=== RECORDS PROVIDED ===

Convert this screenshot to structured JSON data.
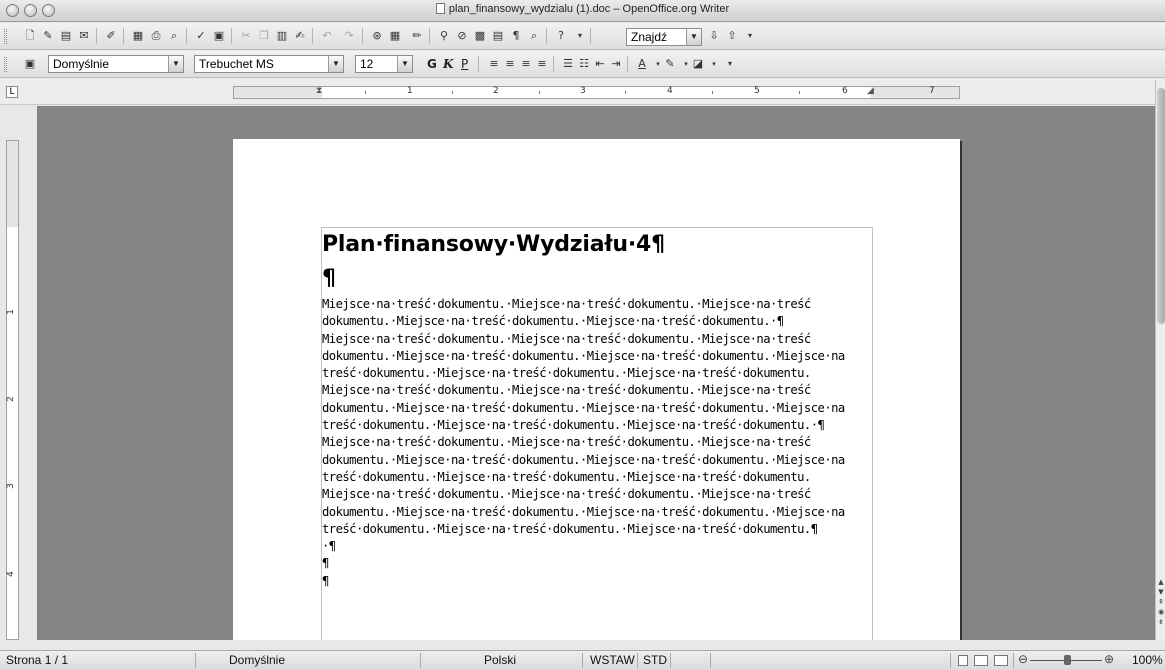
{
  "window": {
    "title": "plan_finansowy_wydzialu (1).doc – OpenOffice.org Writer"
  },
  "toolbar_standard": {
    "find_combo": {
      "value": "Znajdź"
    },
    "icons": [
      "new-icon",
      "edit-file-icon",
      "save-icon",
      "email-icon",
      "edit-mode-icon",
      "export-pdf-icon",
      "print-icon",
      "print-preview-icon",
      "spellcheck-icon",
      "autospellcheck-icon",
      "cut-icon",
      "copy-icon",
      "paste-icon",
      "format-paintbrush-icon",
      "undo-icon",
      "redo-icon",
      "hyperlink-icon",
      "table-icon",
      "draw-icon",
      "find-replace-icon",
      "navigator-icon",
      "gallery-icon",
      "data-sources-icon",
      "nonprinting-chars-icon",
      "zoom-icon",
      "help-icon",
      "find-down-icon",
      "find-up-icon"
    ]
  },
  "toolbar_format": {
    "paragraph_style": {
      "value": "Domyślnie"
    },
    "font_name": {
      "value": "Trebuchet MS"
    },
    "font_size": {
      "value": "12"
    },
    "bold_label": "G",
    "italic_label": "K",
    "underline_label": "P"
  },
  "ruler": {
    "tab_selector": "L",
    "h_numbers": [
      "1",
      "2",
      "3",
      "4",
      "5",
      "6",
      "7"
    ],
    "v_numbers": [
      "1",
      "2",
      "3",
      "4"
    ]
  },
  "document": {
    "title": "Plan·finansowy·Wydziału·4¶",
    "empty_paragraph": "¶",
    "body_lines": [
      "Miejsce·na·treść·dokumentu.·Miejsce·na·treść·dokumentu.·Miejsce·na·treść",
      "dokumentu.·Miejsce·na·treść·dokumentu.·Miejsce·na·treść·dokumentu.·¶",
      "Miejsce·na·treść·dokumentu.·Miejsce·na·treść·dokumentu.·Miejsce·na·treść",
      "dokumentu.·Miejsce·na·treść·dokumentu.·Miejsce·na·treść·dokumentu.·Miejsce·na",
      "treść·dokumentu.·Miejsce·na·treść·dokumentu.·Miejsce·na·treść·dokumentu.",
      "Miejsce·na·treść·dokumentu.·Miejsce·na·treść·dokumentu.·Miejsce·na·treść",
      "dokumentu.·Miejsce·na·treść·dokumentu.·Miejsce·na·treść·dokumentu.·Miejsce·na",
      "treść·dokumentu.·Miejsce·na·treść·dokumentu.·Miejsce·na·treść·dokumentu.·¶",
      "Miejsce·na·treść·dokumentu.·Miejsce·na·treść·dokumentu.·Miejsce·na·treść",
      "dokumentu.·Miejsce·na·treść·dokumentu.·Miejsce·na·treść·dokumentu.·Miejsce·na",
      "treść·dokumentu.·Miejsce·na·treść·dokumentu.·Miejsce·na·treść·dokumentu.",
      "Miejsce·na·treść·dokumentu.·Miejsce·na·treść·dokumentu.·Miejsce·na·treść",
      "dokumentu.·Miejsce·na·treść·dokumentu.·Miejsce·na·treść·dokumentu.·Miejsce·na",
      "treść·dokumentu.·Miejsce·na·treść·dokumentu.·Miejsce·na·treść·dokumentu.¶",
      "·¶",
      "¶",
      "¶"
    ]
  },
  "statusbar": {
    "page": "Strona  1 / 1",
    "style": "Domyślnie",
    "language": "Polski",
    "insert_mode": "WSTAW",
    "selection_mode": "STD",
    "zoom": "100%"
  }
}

===

_GOAL_
Show each line holding the word "title".

_RESULT OF THIS EXERCISE_
    "title": "plan_finansowy_wydzialu (1).doc – OpenOffice.org Writer"
    "title": "Plan·finansowy·Wydziału·4¶",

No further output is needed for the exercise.